(Exercise)
Render every line in the listing below as a JSON list of strings, one string per line, with blank lines left out.

[Layout element listing]
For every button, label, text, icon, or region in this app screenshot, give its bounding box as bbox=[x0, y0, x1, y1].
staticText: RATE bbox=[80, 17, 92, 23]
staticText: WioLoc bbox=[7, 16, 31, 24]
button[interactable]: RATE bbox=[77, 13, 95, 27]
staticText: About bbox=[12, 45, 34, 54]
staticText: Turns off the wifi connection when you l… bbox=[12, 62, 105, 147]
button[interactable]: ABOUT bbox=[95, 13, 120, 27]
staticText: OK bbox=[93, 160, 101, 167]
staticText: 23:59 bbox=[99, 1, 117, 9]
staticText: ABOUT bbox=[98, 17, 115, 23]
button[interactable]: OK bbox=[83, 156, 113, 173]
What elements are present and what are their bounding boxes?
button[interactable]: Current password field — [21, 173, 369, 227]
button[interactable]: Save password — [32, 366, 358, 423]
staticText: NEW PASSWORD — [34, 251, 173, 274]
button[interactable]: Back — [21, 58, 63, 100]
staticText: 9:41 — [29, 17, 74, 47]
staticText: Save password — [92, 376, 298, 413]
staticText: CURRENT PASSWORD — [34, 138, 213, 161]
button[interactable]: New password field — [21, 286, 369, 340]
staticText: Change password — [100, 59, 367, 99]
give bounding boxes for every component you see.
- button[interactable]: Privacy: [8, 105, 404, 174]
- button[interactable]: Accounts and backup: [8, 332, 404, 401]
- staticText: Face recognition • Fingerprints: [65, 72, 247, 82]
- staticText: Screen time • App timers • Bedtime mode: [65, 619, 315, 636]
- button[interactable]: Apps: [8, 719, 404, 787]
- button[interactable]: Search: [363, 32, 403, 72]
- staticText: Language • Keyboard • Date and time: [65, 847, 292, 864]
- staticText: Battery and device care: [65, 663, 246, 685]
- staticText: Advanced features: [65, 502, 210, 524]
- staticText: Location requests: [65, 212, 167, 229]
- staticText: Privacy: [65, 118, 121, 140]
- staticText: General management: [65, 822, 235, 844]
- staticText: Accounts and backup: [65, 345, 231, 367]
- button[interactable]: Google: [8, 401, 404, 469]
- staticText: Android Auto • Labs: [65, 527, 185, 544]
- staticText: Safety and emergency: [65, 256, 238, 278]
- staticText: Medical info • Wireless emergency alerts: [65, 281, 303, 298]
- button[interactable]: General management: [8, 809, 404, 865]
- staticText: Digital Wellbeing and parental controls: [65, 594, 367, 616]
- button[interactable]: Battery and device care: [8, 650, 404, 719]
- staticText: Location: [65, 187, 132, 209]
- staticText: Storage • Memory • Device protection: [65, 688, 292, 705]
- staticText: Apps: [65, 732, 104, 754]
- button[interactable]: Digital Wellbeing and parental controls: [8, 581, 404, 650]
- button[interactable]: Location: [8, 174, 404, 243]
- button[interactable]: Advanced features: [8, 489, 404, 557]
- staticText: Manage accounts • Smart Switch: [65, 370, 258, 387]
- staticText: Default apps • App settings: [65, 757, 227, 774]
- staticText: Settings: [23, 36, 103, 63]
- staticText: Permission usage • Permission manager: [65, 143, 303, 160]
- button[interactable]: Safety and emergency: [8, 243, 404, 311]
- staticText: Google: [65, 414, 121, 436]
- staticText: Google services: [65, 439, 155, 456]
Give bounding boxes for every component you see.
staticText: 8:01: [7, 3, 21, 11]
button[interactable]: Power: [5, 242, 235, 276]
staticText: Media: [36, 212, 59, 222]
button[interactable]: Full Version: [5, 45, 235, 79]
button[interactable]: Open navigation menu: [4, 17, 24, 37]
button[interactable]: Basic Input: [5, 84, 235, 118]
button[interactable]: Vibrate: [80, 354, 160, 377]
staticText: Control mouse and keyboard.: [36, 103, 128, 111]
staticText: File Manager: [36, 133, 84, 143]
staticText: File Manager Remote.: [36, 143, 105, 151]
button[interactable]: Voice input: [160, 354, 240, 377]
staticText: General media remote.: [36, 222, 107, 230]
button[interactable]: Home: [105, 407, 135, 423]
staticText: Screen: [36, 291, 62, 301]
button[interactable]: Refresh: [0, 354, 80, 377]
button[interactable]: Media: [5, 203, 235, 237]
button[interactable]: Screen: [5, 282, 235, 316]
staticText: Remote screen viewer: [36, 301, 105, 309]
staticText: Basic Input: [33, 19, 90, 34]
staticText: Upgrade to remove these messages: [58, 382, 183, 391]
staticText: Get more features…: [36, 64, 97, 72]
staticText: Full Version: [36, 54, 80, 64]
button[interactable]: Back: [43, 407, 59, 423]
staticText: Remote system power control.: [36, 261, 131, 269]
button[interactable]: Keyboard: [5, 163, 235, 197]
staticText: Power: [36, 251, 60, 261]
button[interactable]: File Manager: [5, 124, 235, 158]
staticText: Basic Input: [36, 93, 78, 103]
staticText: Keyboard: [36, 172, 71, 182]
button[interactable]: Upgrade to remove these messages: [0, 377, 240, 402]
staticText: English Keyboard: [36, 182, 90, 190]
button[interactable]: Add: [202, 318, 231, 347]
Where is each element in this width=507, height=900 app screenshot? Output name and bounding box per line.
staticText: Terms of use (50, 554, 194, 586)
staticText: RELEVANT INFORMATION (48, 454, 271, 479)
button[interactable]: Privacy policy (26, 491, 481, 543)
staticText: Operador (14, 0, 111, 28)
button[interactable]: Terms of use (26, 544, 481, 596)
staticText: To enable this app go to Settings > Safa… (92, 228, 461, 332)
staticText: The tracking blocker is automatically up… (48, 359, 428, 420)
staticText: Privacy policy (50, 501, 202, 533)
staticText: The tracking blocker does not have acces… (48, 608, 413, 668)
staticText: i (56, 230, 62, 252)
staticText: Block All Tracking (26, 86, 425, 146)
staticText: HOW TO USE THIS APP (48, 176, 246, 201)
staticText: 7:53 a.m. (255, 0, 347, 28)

(Result of the task)
[
  "For every button, label, text, icon, or region in this app screenshot, give its bounding box as bbox=[x0, y0, x1, y1].",
  "staticText: RATE bbox=[80, 17, 92, 23]",
  "staticText: WioLoc bbox=[7, 16, 31, 24]",
  "button[interactable]: RATE bbox=[77, 13, 95, 27]",
  "staticText: About bbox=[12, 45, 34, 54]",
  "staticText: Turns off the wifi connection when you l… bbox=[12, 62, 105, 147]",
  "button[interactable]: ABOUT bbox=[95, 13, 120, 27]",
  "staticText: OK bbox=[93, 160, 101, 167]",
  "staticText: 23:59 bbox=[99, 1, 117, 9]",
  "staticText: ABOUT bbox=[98, 17, 115, 23]",
  "button[interactable]: OK bbox=[83, 156, 113, 173]",
  "What elements are present and what are their bounding boxes?",
  "button[interactable]: Current password field — [21, 173, 369, 227]",
  "button[interactable]: Save password — [32, 366, 358, 423]",
  "staticText: NEW PASSWORD — [34, 251, 173, 274]",
  "button[interactable]: Back — [21, 58, 63, 100]",
  "staticText: 9:41 — [29, 17, 74, 47]",
  "staticText: Save password — [92, 376, 298, 413]",
  "staticText: CURRENT PASSWORD — [34, 138, 213, 161]",
  "button[interactable]: New password field — [21, 286, 369, 340]",
  "staticText: Change password — [100, 59, 367, 99]",
  "give bounding boxes for every component you see.",
  "- button[interactable]: Privacy: [8, 105, 404, 174]",
  "- button[interactable]: Accounts and backup: [8, 332, 404, 401]",
  "- staticText: Face recognition • Fingerprints: [65, 72, 247, 82]",
  "- staticText: Screen time • App timers • Bedtime mode: [65, 619, 315, 636]",
  "- button[interactable]: Apps: [8, 719, 404, 787]",
  "- button[interactable]: Search: [363, 32, 403, 72]",
  "- staticText: Language • Keyboard • Date and time: [65, 847, 292, 864]",
  "- staticText: Battery and device care: [65, 663, 246, 685]",
  "- staticText: Advanced features: [65, 502, 210, 524]",
  "- staticText: Location requests: [65, 212, 167, 229]",
  "- staticText: Privacy: [65, 118, 121, 140]",
  "- staticText: General management: [65, 822, 235, 844]",
  "- staticText: Accounts and backup: [65, 345, 231, 367]",
  "- button[interactable]: Google: [8, 401, 404, 469]",
  "- staticText: Android Auto • Labs: [65, 527, 185, 544]",
  "- staticText: Safety and emergency: [65, 256, 238, 278]",
  "- staticText: Medical info • Wireless emergency alerts: [65, 281, 303, 298]",
  "- button[interactable]: General management: [8, 809, 404, 865]",
  "- staticText: Digital Wellbeing and parental controls: [65, 594, 367, 616]",
  "- button[interactable]: Battery and device care: [8, 650, 404, 719]",
  "- staticText: Location: [65, 187, 132, 209]",
  "- staticText: Storage • Memory • Device protection: [65, 688, 292, 705]",
  "- staticText: Apps: [65, 732, 104, 754]",
  "- button[interactable]: Digital Wellbeing and parental controls: [8, 581, 404, 650]",
  "- button[interactable]: Location: [8, 174, 404, 243]",
  "- button[interactable]: Advanced features: [8, 489, 404, 557]",
  "- staticText: Manage accounts • Smart Switch: [65, 370, 258, 387]",
  "- staticText: Default apps • App settings: [65, 757, 227, 774]",
  "- staticText: Settings: [23, 36, 103, 63]",
  "- staticText: Permission usage • Permission manager: [65, 143, 303, 160]",
  "- button[interactable]: Safety and emergency: [8, 243, 404, 311]",
  "- staticText: Google: [65, 414, 121, 436]",
  "- staticText: Google services: [65, 439, 155, 456]",
  "Give bounding boxes for every component you see.",
  "staticText: 8:01: [7, 3, 21, 11]",
  "button[interactable]: Power: [5, 242, 235, 276]",
  "staticText: Media: [36, 212, 59, 222]",
  "button[interactable]: Full Version: [5, 45, 235, 79]",
  "button[interactable]: Open navigation menu: [4, 17, 24, 37]",
  "button[interactable]: Basic Input: [5, 84, 235, 118]",
  "button[interactable]: Vibrate: [80, 354, 160, 377]",
  "staticText: Control mouse and keyboard.: [36, 103, 128, 111]",
  "staticText: File Manager: [36, 133, 84, 143]",
  "staticText: File Manager Remote.: [36, 143, 105, 151]",
  "button[interactable]: Voice input: [160, 354, 240, 377]",
  "staticText: General media remote.: [36, 222, 107, 230]",
  "button[interactable]: Home: [105, 407, 135, 423]",
  "staticText: Screen: [36, 291, 62, 301]",
  "button[interactable]: Refresh: [0, 354, 80, 377]",
  "button[interactable]: Media: [5, 203, 235, 237]",
  "button[interactable]: Screen: [5, 282, 235, 316]",
  "staticText: Remote screen viewer: [36, 301, 105, 309]",
  "staticText: Basic Input: [33, 19, 90, 34]",
  "staticText: Upgrade to remove these messages: [58, 382, 183, 391]",
  "staticText: Get more features…: [36, 64, 97, 72]",
  "staticText: Full Version: [36, 54, 80, 64]",
  "button[interactable]: Back: [43, 407, 59, 423]",
  "staticText: Remote system power control.: [36, 261, 131, 269]",
  "button[interactable]: Keyboard: [5, 163, 235, 197]",
  "staticText: Power: [36, 251, 60, 261]",
  "button[interactable]: File Manager: [5, 124, 235, 158]",
  "staticText: Basic Input: [36, 93, 78, 103]",
  "staticText: Keyboard: [36, 172, 71, 182]",
  "button[interactable]: Upgrade to remove these messages: [0, 377, 240, 402]",
  "staticText: English Keyboard: [36, 182, 90, 190]",
  "button[interactable]: Add: [202, 318, 231, 347]",
  "Where is each element in this width=507, height=900 app screenshot? Output name and bounding box per line.",
  "staticText: Terms of use (50, 554, 194, 586)",
  "staticText: RELEVANT INFORMATION (48, 454, 271, 479)",
  "button[interactable]: Privacy policy (26, 491, 481, 543)",
  "staticText: Operador (14, 0, 111, 28)",
  "button[interactable]: Terms of use (26, 544, 481, 596)",
  "staticText: To enable this app go to Settings > Safa… (92, 228, 461, 332)",
  "staticText: The tracking blocker is automatically up… (48, 359, 428, 420)",
  "staticText: Privacy policy (50, 501, 202, 533)",
  "staticText: The tracking blocker does not have acces… (48, 608, 413, 668)",
  "staticText: i (56, 230, 62, 252)",
  "staticText: Block All Tracking (26, 86, 425, 146)",
  "staticText: HOW TO USE THIS APP (48, 176, 246, 201)",
  "staticText: 7:53 a.m. (255, 0, 347, 28)"
]